Start at the first record below and retype through the last, exactly.

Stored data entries
┄┄┄┄┄┄┄┄┄┄
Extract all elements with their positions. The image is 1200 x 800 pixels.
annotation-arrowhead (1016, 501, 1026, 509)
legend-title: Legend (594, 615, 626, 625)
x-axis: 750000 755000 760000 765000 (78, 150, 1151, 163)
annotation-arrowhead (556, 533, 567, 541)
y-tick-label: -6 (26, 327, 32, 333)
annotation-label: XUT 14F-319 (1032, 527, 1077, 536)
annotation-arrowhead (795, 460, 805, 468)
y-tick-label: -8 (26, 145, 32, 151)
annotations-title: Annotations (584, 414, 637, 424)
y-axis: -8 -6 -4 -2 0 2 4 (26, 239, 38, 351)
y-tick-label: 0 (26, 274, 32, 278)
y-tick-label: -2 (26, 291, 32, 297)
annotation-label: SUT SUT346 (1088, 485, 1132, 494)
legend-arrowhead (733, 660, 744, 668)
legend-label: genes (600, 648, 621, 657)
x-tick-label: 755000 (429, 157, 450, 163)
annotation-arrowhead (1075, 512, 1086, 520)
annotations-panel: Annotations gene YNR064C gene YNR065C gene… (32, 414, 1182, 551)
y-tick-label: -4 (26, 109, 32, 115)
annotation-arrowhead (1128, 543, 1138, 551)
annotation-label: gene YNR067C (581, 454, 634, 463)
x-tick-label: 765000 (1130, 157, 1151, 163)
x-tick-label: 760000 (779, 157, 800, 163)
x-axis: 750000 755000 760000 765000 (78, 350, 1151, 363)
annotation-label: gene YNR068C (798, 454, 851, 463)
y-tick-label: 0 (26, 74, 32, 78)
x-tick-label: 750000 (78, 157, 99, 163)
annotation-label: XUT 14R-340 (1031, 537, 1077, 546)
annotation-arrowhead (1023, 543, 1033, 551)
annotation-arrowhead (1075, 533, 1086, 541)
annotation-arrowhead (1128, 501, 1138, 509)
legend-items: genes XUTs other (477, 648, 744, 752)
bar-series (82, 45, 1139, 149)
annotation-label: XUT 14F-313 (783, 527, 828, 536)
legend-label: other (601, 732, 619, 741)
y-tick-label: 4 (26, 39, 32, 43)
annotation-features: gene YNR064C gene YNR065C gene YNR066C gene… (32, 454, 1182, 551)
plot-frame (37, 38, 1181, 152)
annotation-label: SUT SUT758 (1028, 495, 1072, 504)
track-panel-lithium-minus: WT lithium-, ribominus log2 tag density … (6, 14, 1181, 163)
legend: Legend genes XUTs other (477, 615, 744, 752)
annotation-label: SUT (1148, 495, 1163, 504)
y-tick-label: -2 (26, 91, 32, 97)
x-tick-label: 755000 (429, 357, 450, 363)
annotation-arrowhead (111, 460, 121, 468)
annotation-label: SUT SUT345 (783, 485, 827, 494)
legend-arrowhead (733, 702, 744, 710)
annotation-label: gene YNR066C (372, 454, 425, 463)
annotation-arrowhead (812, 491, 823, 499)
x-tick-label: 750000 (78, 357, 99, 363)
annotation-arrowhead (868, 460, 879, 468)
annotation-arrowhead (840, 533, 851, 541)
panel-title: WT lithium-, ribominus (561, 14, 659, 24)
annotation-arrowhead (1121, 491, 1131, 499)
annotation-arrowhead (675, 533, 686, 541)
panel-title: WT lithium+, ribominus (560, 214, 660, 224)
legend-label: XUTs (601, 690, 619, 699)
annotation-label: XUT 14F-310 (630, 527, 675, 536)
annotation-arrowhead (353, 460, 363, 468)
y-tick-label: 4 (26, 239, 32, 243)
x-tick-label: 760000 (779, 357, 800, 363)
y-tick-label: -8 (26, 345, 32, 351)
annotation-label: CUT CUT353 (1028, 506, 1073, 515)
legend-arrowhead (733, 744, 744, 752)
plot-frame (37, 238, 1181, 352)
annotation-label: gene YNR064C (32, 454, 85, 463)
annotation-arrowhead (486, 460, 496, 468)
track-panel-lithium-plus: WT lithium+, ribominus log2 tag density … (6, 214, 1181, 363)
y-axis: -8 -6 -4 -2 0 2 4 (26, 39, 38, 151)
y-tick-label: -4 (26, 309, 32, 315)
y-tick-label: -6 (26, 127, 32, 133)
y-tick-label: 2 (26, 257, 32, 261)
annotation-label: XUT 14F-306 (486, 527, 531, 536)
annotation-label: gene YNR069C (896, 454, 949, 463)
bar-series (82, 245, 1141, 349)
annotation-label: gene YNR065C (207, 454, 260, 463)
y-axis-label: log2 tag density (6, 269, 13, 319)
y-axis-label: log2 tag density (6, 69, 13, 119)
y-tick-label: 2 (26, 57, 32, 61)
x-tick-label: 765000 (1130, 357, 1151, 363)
┄┄┄┄┄┄┄┄┄┄
Result
Extract all elements with their positions. The image is 1200 x 800 pixels.
annotation-arrowhead (1016, 501, 1026, 509)
legend-title: Legend (594, 615, 626, 625)
x-axis: 750000 755000 760000 765000 (78, 150, 1151, 163)
annotation-arrowhead (556, 533, 567, 541)
y-tick-label: -6 (26, 327, 32, 333)
annotation-label: XUT 14F-319 (1032, 527, 1077, 536)
annotation-arrowhead (795, 460, 805, 468)
y-tick-label: -8 (26, 145, 32, 151)
annotations-title: Annotations (584, 414, 637, 424)
y-axis: -8 -6 -4 -2 0 2 4 (26, 239, 38, 351)
y-tick-label: 0 (26, 274, 32, 278)
y-tick-label: -2 (26, 291, 32, 297)
annotation-label: SUT SUT346 (1088, 485, 1132, 494)
legend-arrowhead (733, 660, 744, 668)
legend-label: genes (600, 648, 621, 657)
x-tick-label: 755000 (429, 157, 450, 163)
annotation-arrowhead (1075, 512, 1086, 520)
annotations-panel: Annotations gene YNR064C gene YNR065C gene… (32, 414, 1182, 551)
y-tick-label: -4 (26, 109, 32, 115)
annotation-arrowhead (1128, 543, 1138, 551)
annotation-label: gene YNR067C (581, 454, 634, 463)
x-tick-label: 765000 (1130, 157, 1151, 163)
x-tick-label: 760000 (779, 157, 800, 163)
x-axis: 750000 755000 760000 765000 (78, 350, 1151, 363)
annotation-label: gene YNR068C (798, 454, 851, 463)
y-tick-label: 0 (26, 74, 32, 78)
x-tick-label: 750000 (78, 157, 99, 163)
annotation-label: XUT 14R-340 (1031, 537, 1077, 546)
annotation-arrowhead (1023, 543, 1033, 551)
annotation-arrowhead (1075, 533, 1086, 541)
annotation-arrowhead (1128, 501, 1138, 509)
legend-items: genes XUTs other (477, 648, 744, 752)
bar-series (82, 45, 1139, 149)
annotation-label: XUT 14F-313 (783, 527, 828, 536)
legend-label: other (601, 732, 619, 741)
y-tick-label: 4 (26, 39, 32, 43)
annotation-features: gene YNR064C gene YNR065C gene YNR066C gene… (32, 454, 1182, 551)
plot-frame (37, 38, 1181, 152)
annotation-label: SUT SUT758 (1028, 495, 1072, 504)
track-panel-lithium-minus: WT lithium-, ribominus log2 tag density … (6, 14, 1181, 163)
legend: Legend genes XUTs other (477, 615, 744, 752)
annotation-label: SUT (1148, 495, 1163, 504)
y-tick-label: -2 (26, 91, 32, 97)
x-tick-label: 755000 (429, 357, 450, 363)
annotation-arrowhead (111, 460, 121, 468)
annotation-label: SUT SUT345 (783, 485, 827, 494)
legend-arrowhead (733, 702, 744, 710)
annotation-label: gene YNR066C (372, 454, 425, 463)
annotation-arrowhead (812, 491, 823, 499)
x-tick-label: 750000 (78, 357, 99, 363)
annotation-arrowhead (868, 460, 879, 468)
annotation-arrowhead (840, 533, 851, 541)
panel-title: WT lithium-, ribominus (561, 14, 659, 24)
annotation-arrowhead (1121, 491, 1131, 499)
annotation-arrowhead (675, 533, 686, 541)
panel-title: WT lithium+, ribominus (560, 214, 660, 224)
legend-label: XUTs (601, 690, 619, 699)
annotation-label: XUT 14F-310 (630, 527, 675, 536)
annotation-arrowhead (353, 460, 363, 468)
y-tick-label: 4 (26, 239, 32, 243)
x-tick-label: 760000 (779, 357, 800, 363)
y-tick-label: -8 (26, 345, 32, 351)
annotation-label: CUT CUT353 (1028, 506, 1073, 515)
legend-arrowhead (733, 744, 744, 752)
plot-frame (37, 238, 1181, 352)
annotation-label: gene YNR064C (32, 454, 85, 463)
annotation-arrowhead (486, 460, 496, 468)
track-panel-lithium-plus: WT lithium+, ribominus log2 tag density … (6, 214, 1181, 363)
y-axis: -8 -6 -4 -2 0 2 4 (26, 39, 38, 151)
y-tick-label: -4 (26, 309, 32, 315)
y-tick-label: -6 (26, 127, 32, 133)
y-tick-label: 2 (26, 257, 32, 261)
annotation-label: XUT 14F-306 (486, 527, 531, 536)
annotation-label: gene YNR069C (896, 454, 949, 463)
bar-series (82, 245, 1141, 349)
annotation-label: gene YNR065C (207, 454, 260, 463)
y-axis-label: log2 tag density (6, 269, 13, 319)
y-axis-label: log2 tag density (6, 69, 13, 119)
y-tick-label: 2 (26, 57, 32, 61)
x-tick-label: 765000 (1130, 357, 1151, 363)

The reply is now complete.